'''

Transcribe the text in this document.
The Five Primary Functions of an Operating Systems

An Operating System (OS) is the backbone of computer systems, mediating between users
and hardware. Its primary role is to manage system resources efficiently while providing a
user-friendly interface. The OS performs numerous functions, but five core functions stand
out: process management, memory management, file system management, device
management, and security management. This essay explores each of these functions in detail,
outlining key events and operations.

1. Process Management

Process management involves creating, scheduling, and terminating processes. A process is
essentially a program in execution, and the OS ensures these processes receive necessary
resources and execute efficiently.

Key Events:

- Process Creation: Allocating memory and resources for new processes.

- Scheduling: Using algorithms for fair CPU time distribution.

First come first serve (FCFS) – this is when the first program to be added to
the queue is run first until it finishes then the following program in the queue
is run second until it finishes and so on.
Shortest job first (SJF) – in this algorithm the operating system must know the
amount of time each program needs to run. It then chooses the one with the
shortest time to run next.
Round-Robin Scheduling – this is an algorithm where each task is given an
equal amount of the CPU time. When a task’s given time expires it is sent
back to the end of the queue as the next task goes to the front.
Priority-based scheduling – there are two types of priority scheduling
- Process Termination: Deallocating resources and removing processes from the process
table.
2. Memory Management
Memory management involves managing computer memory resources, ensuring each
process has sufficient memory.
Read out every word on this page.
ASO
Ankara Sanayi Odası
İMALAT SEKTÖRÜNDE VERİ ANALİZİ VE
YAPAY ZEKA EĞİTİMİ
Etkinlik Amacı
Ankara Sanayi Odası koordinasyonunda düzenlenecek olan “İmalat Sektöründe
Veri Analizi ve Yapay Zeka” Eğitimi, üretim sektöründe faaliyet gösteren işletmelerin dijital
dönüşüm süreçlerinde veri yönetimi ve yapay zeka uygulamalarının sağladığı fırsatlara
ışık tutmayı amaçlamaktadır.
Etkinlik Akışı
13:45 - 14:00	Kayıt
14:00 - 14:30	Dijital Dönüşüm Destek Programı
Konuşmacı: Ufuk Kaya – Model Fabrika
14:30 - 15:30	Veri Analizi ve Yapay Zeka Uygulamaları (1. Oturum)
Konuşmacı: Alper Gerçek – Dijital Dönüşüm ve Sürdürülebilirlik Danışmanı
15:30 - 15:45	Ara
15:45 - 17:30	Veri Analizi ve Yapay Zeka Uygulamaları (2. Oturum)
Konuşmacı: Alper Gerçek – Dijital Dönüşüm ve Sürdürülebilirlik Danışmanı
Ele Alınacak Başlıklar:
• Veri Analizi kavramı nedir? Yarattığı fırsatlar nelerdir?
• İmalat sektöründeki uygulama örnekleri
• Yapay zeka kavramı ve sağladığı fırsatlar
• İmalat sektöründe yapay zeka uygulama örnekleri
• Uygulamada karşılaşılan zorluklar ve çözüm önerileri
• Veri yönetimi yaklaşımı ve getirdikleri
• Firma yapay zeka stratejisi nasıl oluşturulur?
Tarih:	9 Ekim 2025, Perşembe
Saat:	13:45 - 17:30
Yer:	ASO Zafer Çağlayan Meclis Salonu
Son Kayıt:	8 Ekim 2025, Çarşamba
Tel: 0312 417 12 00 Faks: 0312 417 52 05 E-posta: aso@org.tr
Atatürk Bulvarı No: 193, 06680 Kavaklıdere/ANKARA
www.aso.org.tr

'''

Every entry in the listing must be retyped exactly.

Transcribe the text in this document.
The Five Primary Functions of an Operating Systems

An Operating System (OS) is the backbone of computer systems, mediating between users
and hardware. Its primary role is to manage system resources efficiently while providing a
user-friendly interface. The OS performs numerous functions, but five core functions stand
out: process management, memory management, file system management, device
management, and security management. This essay explores each of these functions in detail,
outlining key events and operations.

1. Process Management

Process management involves creating, scheduling, and terminating processes. A process is
essentially a program in execution, and the OS ensures these processes receive necessary
resources and execute efficiently.

Key Events:

- Process Creation: Allocating memory and resources for new processes.

- Scheduling: Using algorithms for fair CPU time distribution.

First come first serve (FCFS) – this is when the first program to be added to
the queue is run first until it finishes then the following program in the queue
is run second until it finishes and so on.
Shortest job first (SJF) – in this algorithm the operating system must know the
amount of time each program needs to run. It then chooses the one with the
shortest time to run next.
Round-Robin Scheduling – this is an algorithm where each task is given an
equal amount of the CPU time. When a task’s given time expires it is sent
back to the end of the queue as the next task goes to the front.
Priority-based scheduling – there are two types of priority scheduling
- Process Termination: Deallocating resources and removing processes from the process
table.
2. Memory Management
Memory management involves managing computer memory resources, ensuring each
process has sufficient memory.
Read out every word on this page.
ASO
Ankara Sanayi Odası
İMALAT SEKTÖRÜNDE VERİ ANALİZİ VE
YAPAY ZEKA EĞİTİMİ
Etkinlik Amacı
Ankara Sanayi Odası koordinasyonunda düzenlenecek olan “İmalat Sektöründe
Veri Analizi ve Yapay Zeka” Eğitimi, üretim sektöründe faaliyet gösteren işletmelerin dijital
dönüşüm süreçlerinde veri yönetimi ve yapay zeka uygulamalarının sağladığı fırsatlara
ışık tutmayı amaçlamaktadır.
Etkinlik Akışı
13:45 - 14:00	Kayıt
14:00 - 14:30	Dijital Dönüşüm Destek Programı
Konuşmacı: Ufuk Kaya – Model Fabrika
14:30 - 15:30	Veri Analizi ve Yapay Zeka Uygulamaları (1. Oturum)
Konuşmacı: Alper Gerçek – Dijital Dönüşüm ve Sürdürülebilirlik Danışmanı
15:30 - 15:45	Ara
15:45 - 17:30	Veri Analizi ve Yapay Zeka Uygulamaları (2. Oturum)
Konuşmacı: Alper Gerçek – Dijital Dönüşüm ve Sürdürülebilirlik Danışmanı
Ele Alınacak Başlıklar:
• Veri Analizi kavramı nedir? Yarattığı fırsatlar nelerdir?
• İmalat sektöründeki uygulama örnekleri
• Yapay zeka kavramı ve sağladığı fırsatlar
• İmalat sektöründe yapay zeka uygulama örnekleri
• Uygulamada karşılaşılan zorluklar ve çözüm önerileri
• Veri yönetimi yaklaşımı ve getirdikleri
• Firma yapay zeka stratejisi nasıl oluşturulur?
Tarih:	9 Ekim 2025, Perşembe
Saat:	13:45 - 17:30
Yer:	ASO Zafer Çağlayan Meclis Salonu
Son Kayıt:	8 Ekim 2025, Çarşamba
Tel: 0312 417 12 00 Faks: 0312 417 52 05 E-posta: aso@org.tr
Atatürk Bulvarı No: 193, 06680 Kavaklıdere/ANKARA
www.aso.org.tr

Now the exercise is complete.